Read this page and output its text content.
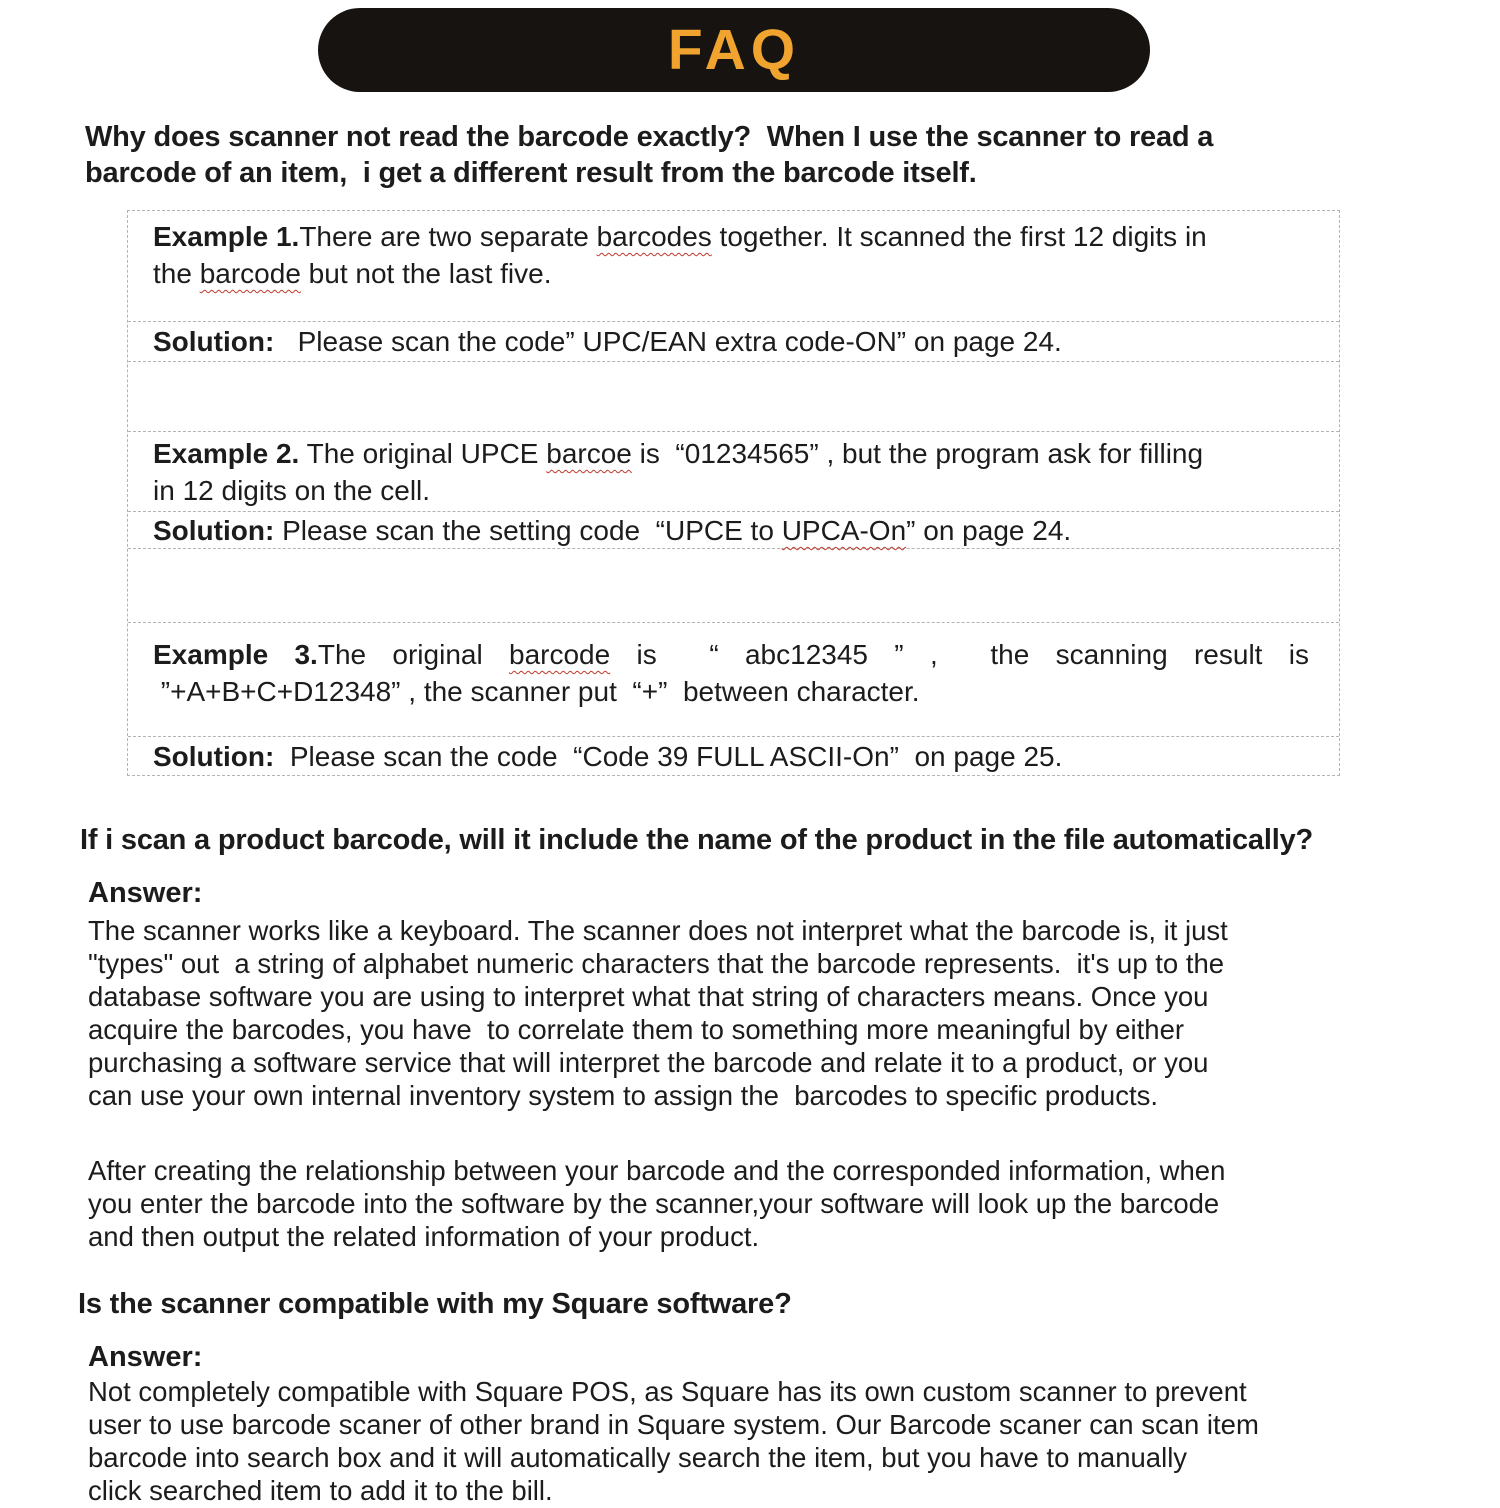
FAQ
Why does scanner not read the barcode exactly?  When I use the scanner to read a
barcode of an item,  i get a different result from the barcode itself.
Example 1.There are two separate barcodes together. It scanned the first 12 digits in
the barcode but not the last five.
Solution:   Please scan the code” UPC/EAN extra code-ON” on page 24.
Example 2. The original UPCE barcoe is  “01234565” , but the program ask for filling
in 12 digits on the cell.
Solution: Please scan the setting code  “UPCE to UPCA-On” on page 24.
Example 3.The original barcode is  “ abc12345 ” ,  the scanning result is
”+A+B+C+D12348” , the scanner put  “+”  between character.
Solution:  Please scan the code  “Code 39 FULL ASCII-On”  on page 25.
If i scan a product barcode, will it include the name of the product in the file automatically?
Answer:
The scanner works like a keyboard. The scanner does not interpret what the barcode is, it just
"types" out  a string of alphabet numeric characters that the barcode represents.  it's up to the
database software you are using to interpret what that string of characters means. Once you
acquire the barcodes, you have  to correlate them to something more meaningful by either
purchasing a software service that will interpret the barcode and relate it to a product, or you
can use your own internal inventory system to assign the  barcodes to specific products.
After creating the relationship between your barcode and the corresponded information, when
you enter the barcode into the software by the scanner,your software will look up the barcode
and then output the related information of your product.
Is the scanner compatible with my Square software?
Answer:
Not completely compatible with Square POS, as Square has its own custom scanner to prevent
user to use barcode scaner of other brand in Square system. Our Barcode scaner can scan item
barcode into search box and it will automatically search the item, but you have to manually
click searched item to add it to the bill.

---

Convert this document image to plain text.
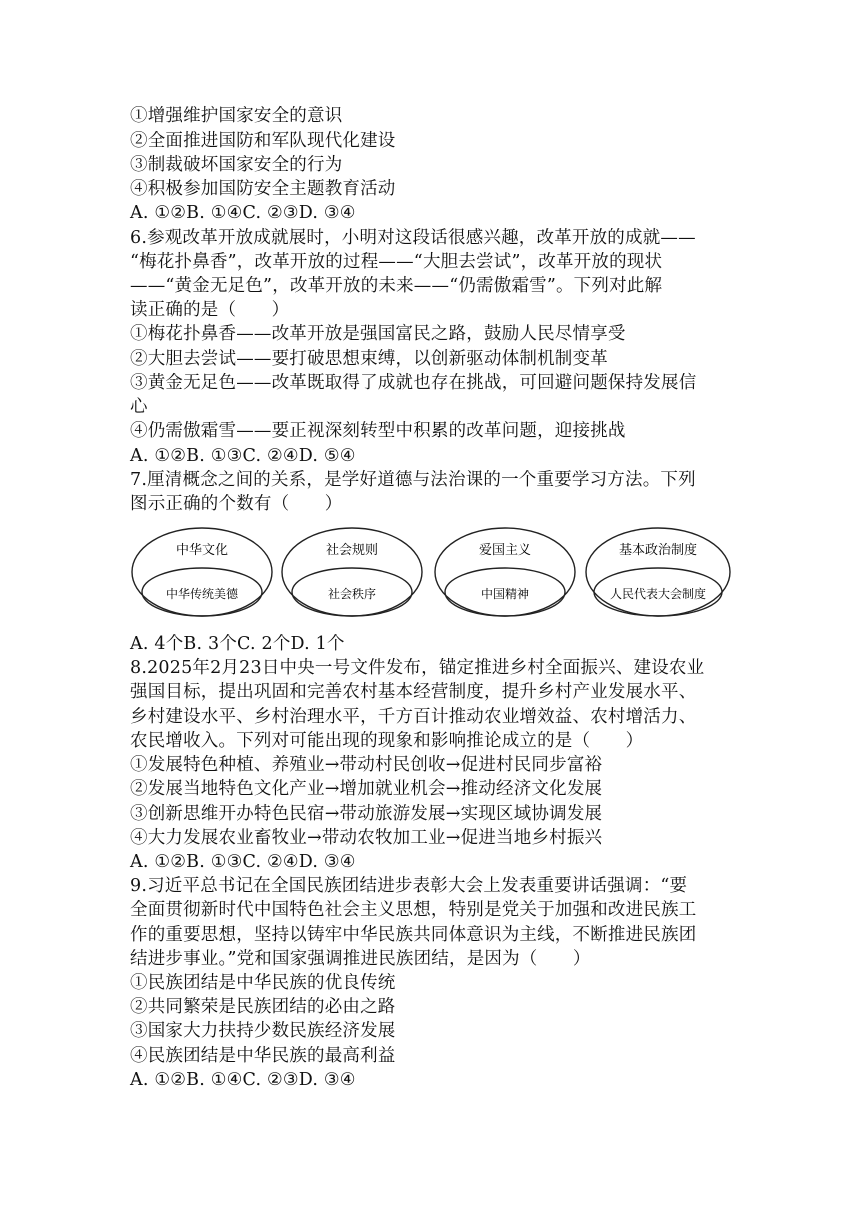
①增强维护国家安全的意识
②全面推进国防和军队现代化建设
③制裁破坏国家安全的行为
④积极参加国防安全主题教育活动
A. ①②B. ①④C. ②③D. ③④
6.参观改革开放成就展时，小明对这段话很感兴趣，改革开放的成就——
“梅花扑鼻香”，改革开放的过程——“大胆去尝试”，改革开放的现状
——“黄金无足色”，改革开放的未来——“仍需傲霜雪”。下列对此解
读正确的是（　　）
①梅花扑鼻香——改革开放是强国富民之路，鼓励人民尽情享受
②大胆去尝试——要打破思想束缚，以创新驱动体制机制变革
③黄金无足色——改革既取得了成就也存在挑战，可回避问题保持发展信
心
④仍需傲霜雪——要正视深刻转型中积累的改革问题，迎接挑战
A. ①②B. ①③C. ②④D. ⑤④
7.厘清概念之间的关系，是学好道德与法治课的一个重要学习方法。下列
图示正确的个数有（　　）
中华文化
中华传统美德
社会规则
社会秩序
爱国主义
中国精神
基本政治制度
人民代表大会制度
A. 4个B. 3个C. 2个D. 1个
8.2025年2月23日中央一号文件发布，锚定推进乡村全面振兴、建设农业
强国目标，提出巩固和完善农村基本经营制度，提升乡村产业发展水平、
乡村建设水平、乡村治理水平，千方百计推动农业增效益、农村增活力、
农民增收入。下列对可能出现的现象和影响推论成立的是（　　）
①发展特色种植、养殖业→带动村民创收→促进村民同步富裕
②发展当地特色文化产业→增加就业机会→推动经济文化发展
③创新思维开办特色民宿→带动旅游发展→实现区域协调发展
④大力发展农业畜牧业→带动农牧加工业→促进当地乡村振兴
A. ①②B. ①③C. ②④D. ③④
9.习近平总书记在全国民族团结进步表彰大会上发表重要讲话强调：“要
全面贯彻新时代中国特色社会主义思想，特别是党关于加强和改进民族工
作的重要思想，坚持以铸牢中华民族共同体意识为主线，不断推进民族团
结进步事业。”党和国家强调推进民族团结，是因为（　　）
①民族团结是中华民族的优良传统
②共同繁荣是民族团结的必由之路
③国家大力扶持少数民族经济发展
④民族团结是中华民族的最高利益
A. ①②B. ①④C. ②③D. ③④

**Short exercise:** In the records above, collect each line with "characters".

**Exercise answer:**
"types" out  a string of alphabet numeric characters that the barcode represents.  it's up to the
database software you are using to interpret what that string of characters means. Once you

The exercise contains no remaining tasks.